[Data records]
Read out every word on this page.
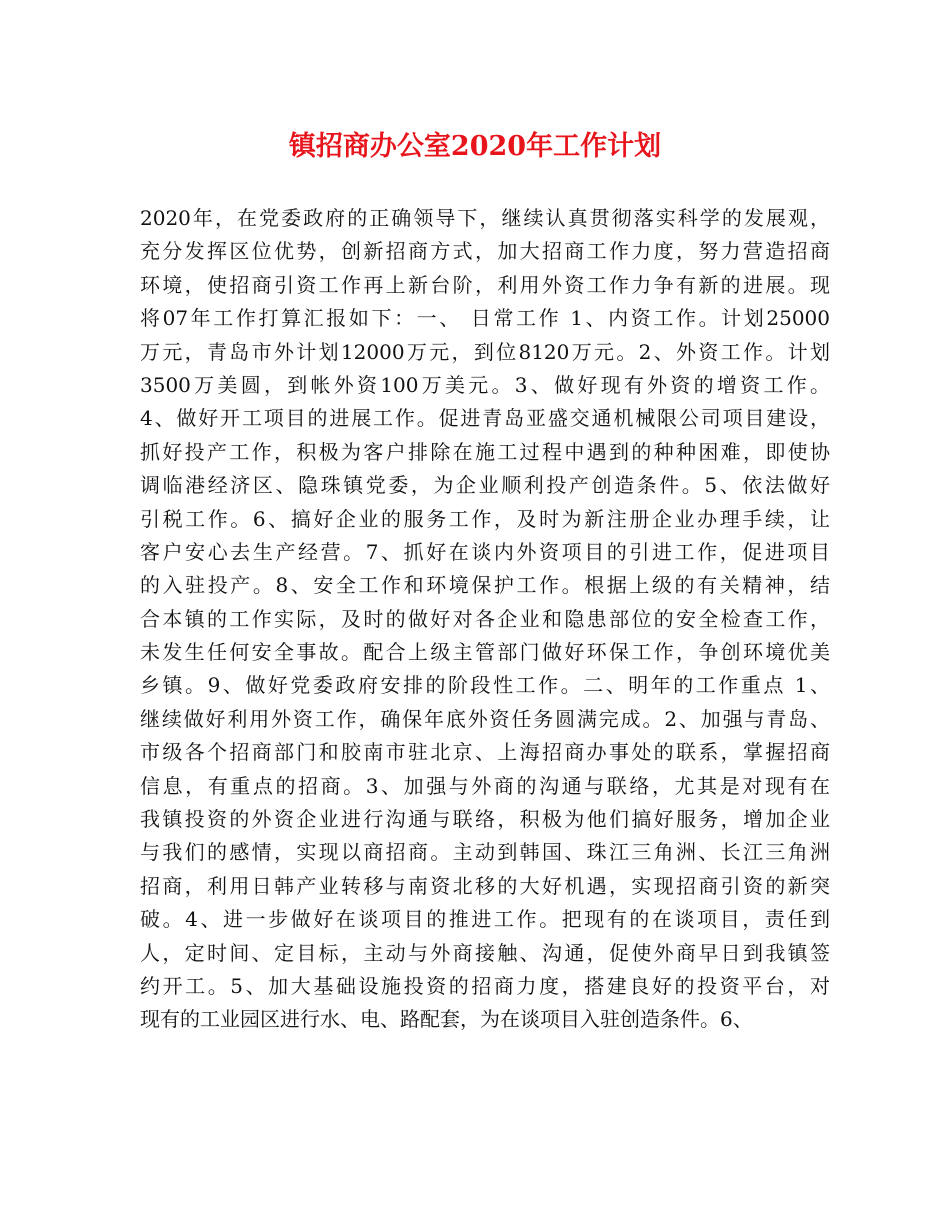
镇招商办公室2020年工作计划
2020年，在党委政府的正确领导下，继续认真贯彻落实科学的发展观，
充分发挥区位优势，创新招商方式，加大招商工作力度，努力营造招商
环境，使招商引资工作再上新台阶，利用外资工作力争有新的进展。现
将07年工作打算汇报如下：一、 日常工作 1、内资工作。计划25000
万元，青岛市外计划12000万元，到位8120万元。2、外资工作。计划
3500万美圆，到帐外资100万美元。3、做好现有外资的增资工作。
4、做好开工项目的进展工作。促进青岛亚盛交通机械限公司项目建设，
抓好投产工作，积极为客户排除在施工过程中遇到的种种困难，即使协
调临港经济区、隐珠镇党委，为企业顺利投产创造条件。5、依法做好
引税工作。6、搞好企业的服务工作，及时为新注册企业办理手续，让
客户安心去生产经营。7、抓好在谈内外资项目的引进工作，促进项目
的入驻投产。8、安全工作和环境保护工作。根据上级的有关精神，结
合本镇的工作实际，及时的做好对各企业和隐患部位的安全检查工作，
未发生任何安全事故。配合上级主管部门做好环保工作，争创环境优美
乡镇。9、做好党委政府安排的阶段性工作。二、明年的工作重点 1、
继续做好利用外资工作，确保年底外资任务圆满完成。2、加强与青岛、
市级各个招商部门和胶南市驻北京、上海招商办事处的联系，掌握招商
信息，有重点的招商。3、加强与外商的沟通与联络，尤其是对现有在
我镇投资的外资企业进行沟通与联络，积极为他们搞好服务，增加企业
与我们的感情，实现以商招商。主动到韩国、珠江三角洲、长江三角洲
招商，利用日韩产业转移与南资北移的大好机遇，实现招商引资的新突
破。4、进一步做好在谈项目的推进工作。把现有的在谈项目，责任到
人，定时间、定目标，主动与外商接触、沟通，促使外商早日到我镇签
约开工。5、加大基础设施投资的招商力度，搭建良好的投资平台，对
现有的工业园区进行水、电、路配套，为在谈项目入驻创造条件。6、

...

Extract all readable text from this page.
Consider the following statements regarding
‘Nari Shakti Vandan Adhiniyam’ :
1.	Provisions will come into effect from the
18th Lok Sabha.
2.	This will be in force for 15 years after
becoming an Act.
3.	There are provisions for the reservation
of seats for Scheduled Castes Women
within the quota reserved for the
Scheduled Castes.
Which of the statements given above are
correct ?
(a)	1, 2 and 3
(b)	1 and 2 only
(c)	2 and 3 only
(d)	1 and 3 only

==

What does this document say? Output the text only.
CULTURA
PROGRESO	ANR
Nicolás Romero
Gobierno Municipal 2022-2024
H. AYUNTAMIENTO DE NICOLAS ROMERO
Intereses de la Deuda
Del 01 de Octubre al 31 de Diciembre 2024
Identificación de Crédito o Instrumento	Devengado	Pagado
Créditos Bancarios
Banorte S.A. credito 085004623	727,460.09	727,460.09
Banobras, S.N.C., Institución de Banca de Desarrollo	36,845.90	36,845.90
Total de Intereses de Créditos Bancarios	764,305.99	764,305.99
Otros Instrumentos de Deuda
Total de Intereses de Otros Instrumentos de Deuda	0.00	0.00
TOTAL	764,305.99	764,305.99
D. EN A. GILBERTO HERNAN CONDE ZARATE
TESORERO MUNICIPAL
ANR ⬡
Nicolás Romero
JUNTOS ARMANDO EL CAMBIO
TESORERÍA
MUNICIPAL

* _Required work_
Select and copy each line from the data that includes the word "Deuda".

* _The answer_
Intereses de la Deuda
Otros Instrumentos de Deuda
Total de Intereses de Otros Instrumentos de Deuda	0.00	0.00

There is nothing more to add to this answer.